> Extracted entries:
===

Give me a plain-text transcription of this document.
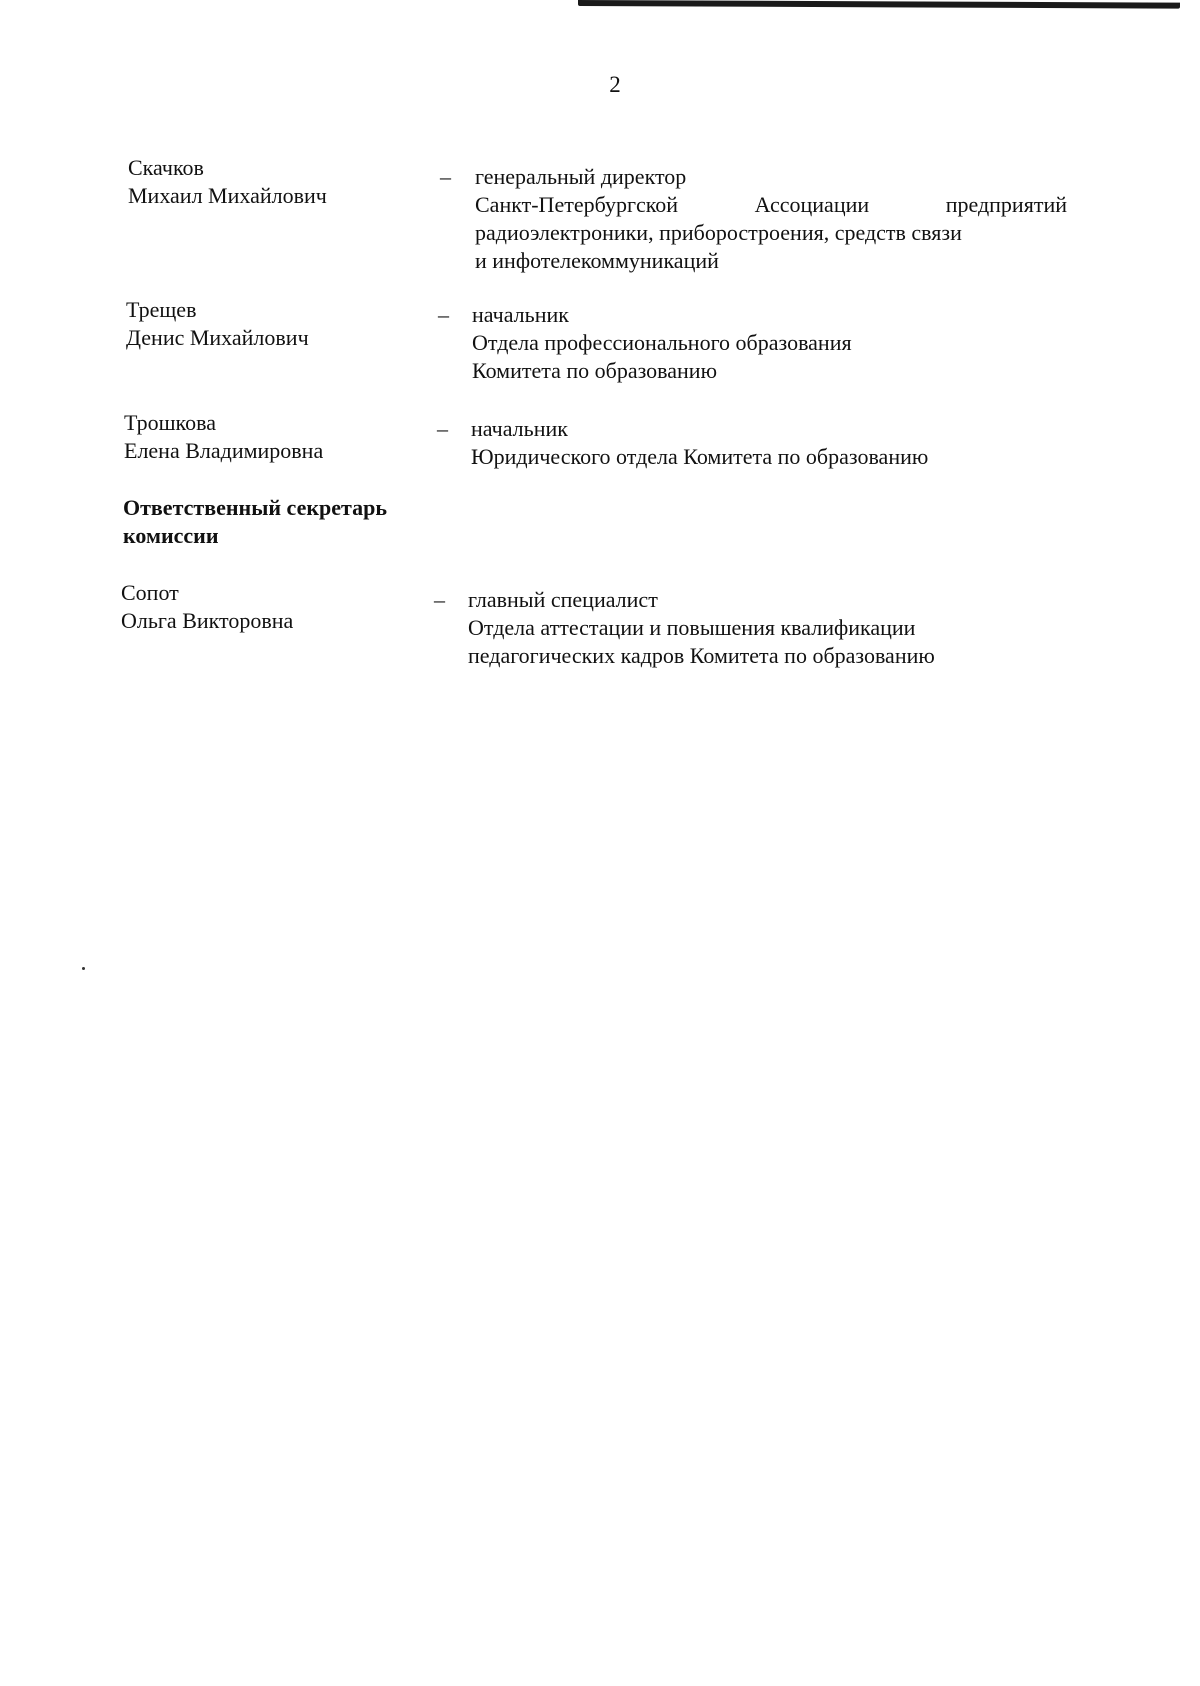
2
Скачков
Михаил Михайлович
– генеральный директор
Санкт-Петербургской	Ассоциации	предприятий
радиоэлектроники, приборостроения, средств связи
и инфотелекоммуникаций
Трещев
Денис Михайлович
– начальник
Отдела профессионального образования
Комитета по образованию
Трошкова
Елена Владимировна
– начальник
Юридического отдела Комитета по образованию
Ответственный секретарь
комиссии
Сопот
Ольга Викторовна
– главный специалист
Отдела аттестации и повышения квалификации
педагогических кадров Комитета по образованию
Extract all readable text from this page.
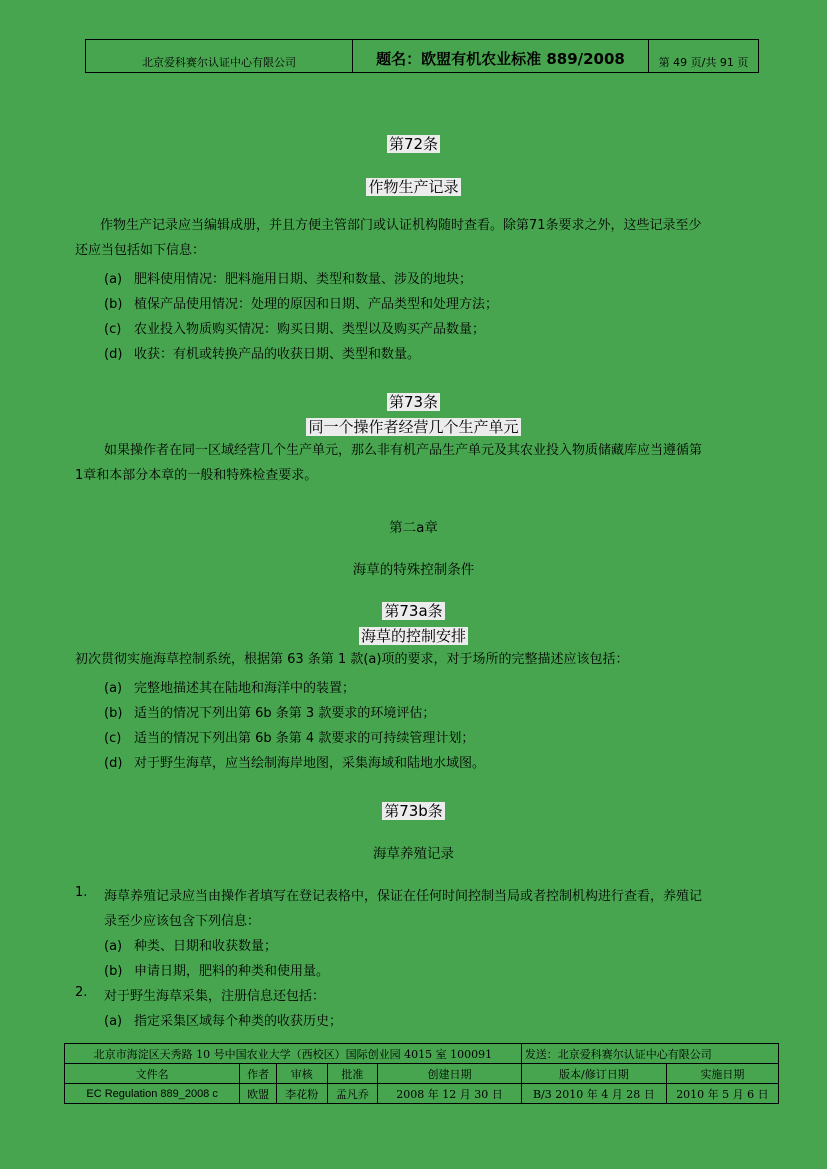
北京爱科赛尔认证中心有限公司	题名：欧盟有机农业标准 889/2008	第 49 页/共 91 页
第72条
作物生产记录
作物生产记录应当编辑成册，并且方便主管部门或认证机构随时查看。除第71条要求之外，这些记录至少
还应当包括如下信息：
(a) 肥料使用情况：肥料施用日期、类型和数量、涉及的地块；
(b) 植保产品使用情况：处理的原因和日期、产品类型和处理方法；
(c) 农业投入物质购买情况：购买日期、类型以及购买产品数量；
(d) 收获：有机或转换产品的收获日期、类型和数量。
第73条
同一个操作者经营几个生产单元
如果操作者在同一区域经营几个生产单元，那么非有机产品生产单元及其农业投入物质储藏库应当遵循第
1章和本部分本章的一般和特殊检查要求。
第二a章
海草的特殊控制条件
第73a条
海草的控制安排
初次贯彻实施海草控制系统，根据第 63 条第 1 款(a)项的要求，对于场所的完整描述应该包括：
(a) 完整地描述其在陆地和海洋中的装置；
(b) 适当的情况下列出第 6b 条第 3 款要求的环境评估；
(c) 适当的情况下列出第 6b 条第 4 款要求的可持续管理计划；
(d) 对于野生海草，应当绘制海岸地图，采集海域和陆地水域图。
第73b条
海草养殖记录
1. 海草养殖记录应当由操作者填写在登记表格中，保证在任何时间控制当局或者控制机构进行查看，养殖记
录至少应该包含下列信息：
(a) 种类、日期和收获数量；
(b) 申请日期，肥料的种类和使用量。
2. 对于野生海草采集，注册信息还包括：
(a) 指定采集区域每个种类的收获历史；
北京市海淀区天秀路 10 号中国农业大学（西校区）国际创业园 4015 室 100091					发送：北京爱科赛尔认证中心有限公司	
文件名	作者	审核	批准	创建日期	版本/修订日期	实施日期
EC Regulation 889_2008 c	欧盟	李花粉	孟凡乔	2008 年 12 月 30 日	B/3 2010 年 4 月 28 日	2010 年 5 月 6 日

===

> Written instruction: Each entry shown above must be quoted exactly, with its pictures left out.

> Answer to the problem:
Give me a plain-text transcription of this document.
2
Скачков
Михаил Михайлович
– генеральный директор
Санкт-Петербургской	Ассоциации	предприятий
радиоэлектроники, приборостроения, средств связи
и инфотелекоммуникаций
Трещев
Денис Михайлович
– начальник
Отдела профессионального образования
Комитета по образованию
Трошкова
Елена Владимировна
– начальник
Юридического отдела Комитета по образованию
Ответственный секретарь
комиссии
Сопот
Ольга Викторовна
– главный специалист
Отдела аттестации и повышения квалификации
педагогических кадров Комитета по образованию
Extract all readable text from this page.
北京爱科赛尔认证中心有限公司	题名：欧盟有机农业标准 889/2008	第 49 页/共 91 页
第72条
作物生产记录
作物生产记录应当编辑成册，并且方便主管部门或认证机构随时查看。除第71条要求之外，这些记录至少
还应当包括如下信息：
(a) 肥料使用情况：肥料施用日期、类型和数量、涉及的地块；
(b) 植保产品使用情况：处理的原因和日期、产品类型和处理方法；
(c) 农业投入物质购买情况：购买日期、类型以及购买产品数量；
(d) 收获：有机或转换产品的收获日期、类型和数量。
第73条
同一个操作者经营几个生产单元
如果操作者在同一区域经营几个生产单元，那么非有机产品生产单元及其农业投入物质储藏库应当遵循第
1章和本部分本章的一般和特殊检查要求。
第二a章
海草的特殊控制条件
第73a条
海草的控制安排
初次贯彻实施海草控制系统，根据第 63 条第 1 款(a)项的要求，对于场所的完整描述应该包括：
(a) 完整地描述其在陆地和海洋中的装置；
(b) 适当的情况下列出第 6b 条第 3 款要求的环境评估；
(c) 适当的情况下列出第 6b 条第 4 款要求的可持续管理计划；
(d) 对于野生海草，应当绘制海岸地图，采集海域和陆地水域图。
第73b条
海草养殖记录
1. 海草养殖记录应当由操作者填写在登记表格中，保证在任何时间控制当局或者控制机构进行查看，养殖记
录至少应该包含下列信息：
(a) 种类、日期和收获数量；
(b) 申请日期，肥料的种类和使用量。
2. 对于野生海草采集，注册信息还包括：
(a) 指定采集区域每个种类的收获历史；
北京市海淀区天秀路 10 号中国农业大学（西校区）国际创业园 4015 室 100091					发送：北京爱科赛尔认证中心有限公司	
文件名	作者	审核	批准	创建日期	版本/修订日期	实施日期
EC Regulation 889_2008 c	欧盟	李花粉	孟凡乔	2008 年 12 月 30 日	B/3 2010 年 4 月 28 日	2010 年 5 月 6 日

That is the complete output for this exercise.